*STATED TASK*:
Scan the lines below; pull out those with "image".

*DATA FOR THE TASK*:

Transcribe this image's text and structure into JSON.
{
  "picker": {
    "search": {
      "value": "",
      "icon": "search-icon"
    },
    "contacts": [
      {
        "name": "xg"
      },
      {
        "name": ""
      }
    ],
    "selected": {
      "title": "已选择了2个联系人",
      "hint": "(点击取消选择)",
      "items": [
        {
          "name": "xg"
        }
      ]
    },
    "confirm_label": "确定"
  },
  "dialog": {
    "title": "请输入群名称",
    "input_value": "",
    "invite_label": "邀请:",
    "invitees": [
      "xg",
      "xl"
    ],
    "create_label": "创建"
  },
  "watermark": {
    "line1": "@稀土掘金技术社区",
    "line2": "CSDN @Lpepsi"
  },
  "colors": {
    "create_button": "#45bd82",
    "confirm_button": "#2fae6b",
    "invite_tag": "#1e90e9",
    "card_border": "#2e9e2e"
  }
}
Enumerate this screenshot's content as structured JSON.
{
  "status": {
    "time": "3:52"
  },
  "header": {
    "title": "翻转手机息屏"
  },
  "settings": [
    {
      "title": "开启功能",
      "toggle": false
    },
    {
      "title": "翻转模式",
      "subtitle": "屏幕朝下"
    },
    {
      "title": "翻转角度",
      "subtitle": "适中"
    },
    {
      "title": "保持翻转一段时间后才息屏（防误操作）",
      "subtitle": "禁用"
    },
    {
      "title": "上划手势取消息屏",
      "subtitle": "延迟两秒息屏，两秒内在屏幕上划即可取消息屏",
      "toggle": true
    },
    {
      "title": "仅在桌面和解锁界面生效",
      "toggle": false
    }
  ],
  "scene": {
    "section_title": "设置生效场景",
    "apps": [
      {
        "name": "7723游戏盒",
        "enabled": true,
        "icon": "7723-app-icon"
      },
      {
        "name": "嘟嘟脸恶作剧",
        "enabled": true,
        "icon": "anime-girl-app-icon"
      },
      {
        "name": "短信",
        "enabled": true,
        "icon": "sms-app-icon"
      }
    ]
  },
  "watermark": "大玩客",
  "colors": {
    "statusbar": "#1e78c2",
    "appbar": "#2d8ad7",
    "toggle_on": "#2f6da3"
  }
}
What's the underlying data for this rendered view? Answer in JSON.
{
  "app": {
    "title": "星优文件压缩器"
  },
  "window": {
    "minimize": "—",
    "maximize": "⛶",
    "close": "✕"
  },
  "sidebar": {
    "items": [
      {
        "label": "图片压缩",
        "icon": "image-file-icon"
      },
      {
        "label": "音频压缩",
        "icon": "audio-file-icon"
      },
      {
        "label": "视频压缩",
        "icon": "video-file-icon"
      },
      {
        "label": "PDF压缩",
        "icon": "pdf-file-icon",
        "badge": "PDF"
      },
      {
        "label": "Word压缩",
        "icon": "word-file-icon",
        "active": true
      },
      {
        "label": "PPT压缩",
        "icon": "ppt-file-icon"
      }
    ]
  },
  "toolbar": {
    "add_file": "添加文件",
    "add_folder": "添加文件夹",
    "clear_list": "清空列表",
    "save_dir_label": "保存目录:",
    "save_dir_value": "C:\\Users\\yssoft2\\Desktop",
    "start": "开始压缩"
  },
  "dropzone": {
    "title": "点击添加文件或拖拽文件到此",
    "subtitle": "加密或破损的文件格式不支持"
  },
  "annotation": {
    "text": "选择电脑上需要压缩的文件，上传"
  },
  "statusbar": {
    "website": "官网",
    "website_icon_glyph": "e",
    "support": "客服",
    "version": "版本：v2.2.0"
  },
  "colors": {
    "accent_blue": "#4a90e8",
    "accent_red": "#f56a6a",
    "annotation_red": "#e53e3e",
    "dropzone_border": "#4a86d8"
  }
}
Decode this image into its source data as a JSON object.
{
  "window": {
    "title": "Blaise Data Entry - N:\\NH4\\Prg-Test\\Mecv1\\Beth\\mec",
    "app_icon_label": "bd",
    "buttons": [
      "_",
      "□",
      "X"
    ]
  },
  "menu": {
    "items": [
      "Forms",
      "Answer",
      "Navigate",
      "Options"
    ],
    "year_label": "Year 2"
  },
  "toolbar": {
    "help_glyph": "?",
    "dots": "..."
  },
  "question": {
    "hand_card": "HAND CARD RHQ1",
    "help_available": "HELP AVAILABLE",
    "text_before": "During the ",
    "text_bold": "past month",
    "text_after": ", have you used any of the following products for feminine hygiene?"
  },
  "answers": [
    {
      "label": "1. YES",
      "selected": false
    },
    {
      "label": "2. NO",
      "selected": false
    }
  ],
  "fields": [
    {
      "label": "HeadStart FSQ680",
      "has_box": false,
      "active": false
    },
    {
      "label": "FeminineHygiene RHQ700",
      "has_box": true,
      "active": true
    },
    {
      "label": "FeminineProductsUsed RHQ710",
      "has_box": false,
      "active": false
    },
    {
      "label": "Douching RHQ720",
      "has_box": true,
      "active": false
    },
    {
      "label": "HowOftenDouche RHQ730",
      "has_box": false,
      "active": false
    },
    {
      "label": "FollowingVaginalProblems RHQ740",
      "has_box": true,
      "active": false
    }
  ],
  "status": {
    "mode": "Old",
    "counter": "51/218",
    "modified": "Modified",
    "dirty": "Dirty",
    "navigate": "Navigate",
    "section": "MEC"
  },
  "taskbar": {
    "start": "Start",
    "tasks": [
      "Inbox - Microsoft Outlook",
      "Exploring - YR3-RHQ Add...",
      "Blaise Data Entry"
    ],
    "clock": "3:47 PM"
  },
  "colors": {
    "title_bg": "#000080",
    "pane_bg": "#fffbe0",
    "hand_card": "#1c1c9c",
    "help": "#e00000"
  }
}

*FULL ANSWER*:
Transcribe this image's text and structure into JSON.
        "icon": "image-file-icon"
Decode this image into its source data as a JSON object.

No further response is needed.